▸ Exercise aim
Your answer should consist of every line in the records that holds "Primary".

BEGIN Data to process

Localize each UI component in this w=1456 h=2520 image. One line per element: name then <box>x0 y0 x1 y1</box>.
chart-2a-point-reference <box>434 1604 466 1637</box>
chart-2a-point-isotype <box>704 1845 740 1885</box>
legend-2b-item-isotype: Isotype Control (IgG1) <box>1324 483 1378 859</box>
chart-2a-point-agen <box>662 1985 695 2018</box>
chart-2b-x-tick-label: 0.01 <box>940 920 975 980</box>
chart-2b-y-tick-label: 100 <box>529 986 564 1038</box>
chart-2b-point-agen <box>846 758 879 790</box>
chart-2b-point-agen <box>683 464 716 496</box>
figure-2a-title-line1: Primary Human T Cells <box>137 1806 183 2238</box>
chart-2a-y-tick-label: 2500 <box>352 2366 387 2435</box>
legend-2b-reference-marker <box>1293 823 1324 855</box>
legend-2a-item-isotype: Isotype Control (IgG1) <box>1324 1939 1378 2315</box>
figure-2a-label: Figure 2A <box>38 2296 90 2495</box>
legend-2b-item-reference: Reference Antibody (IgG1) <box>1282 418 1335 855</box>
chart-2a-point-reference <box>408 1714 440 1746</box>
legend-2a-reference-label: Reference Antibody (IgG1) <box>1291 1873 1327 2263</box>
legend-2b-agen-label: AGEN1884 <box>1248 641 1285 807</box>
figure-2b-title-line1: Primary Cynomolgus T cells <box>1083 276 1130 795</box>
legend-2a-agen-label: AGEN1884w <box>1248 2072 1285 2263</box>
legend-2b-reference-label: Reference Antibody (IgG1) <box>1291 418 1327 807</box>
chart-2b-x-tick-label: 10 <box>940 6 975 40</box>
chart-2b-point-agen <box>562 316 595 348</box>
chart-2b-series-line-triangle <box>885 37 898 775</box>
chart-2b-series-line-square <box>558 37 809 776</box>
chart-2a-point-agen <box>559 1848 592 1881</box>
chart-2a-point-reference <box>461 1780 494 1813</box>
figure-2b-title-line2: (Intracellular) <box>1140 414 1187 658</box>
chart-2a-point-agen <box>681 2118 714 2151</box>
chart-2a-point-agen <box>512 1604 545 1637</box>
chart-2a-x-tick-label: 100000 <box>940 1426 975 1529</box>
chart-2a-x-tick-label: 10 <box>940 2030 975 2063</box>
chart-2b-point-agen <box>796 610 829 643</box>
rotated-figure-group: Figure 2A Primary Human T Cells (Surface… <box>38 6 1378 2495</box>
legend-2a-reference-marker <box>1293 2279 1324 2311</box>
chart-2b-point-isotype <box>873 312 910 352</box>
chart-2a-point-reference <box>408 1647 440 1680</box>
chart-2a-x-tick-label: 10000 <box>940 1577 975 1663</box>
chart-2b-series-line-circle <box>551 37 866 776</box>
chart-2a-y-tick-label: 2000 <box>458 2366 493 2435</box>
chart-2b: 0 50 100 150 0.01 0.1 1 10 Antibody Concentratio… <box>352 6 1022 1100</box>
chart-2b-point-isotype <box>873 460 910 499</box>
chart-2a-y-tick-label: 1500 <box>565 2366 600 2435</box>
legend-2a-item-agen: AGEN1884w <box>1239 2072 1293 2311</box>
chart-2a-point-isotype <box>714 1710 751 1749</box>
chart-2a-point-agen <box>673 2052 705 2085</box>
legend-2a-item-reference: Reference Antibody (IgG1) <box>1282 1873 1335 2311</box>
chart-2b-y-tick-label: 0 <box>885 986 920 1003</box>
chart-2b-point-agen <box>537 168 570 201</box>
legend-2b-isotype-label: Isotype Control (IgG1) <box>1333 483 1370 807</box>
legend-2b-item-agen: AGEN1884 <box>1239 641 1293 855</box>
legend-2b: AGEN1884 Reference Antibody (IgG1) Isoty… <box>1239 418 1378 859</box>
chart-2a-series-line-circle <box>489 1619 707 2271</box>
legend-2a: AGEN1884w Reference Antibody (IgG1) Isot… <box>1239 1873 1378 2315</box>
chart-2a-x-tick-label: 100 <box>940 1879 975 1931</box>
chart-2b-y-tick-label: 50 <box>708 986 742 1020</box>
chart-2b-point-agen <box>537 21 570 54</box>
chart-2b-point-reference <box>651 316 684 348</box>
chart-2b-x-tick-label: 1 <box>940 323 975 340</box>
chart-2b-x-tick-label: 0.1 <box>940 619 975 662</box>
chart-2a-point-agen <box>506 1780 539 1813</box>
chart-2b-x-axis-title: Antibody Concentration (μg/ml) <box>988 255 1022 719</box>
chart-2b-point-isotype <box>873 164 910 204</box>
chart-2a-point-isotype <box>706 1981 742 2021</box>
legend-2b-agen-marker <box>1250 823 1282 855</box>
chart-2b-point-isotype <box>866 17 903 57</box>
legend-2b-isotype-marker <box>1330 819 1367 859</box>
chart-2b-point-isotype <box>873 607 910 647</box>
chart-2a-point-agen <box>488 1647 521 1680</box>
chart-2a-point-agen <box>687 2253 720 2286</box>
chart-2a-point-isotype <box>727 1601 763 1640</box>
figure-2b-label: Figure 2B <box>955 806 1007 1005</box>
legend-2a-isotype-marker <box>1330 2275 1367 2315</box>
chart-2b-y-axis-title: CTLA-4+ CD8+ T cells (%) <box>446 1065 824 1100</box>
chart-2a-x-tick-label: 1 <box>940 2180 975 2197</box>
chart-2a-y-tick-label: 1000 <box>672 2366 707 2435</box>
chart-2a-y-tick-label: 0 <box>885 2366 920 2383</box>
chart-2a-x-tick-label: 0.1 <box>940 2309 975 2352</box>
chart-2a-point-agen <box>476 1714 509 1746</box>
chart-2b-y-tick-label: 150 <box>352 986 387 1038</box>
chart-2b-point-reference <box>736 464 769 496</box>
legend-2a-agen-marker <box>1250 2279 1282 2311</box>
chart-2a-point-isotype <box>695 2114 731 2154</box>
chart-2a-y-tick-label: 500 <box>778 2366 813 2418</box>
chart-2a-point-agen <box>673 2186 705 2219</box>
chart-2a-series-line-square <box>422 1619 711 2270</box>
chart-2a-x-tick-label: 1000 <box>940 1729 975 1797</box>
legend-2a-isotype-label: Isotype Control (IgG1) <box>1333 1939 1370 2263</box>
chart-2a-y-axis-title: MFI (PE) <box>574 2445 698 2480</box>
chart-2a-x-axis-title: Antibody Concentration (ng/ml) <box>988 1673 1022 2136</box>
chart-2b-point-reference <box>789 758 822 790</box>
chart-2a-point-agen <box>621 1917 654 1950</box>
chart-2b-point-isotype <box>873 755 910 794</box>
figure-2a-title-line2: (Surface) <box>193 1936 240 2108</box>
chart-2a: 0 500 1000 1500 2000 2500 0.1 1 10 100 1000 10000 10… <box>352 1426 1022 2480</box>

END Data to process

▸ Output
figure-2a-title-line1: Primary Human T Cells <box>137 1806 183 2238</box>
figure-2b-title-line1: Primary Cynomolgus T cells <box>1083 276 1130 795</box>
rotated-figure-group: Figure 2A Primary Human T Cells (Surface… <box>38 6 1378 2495</box>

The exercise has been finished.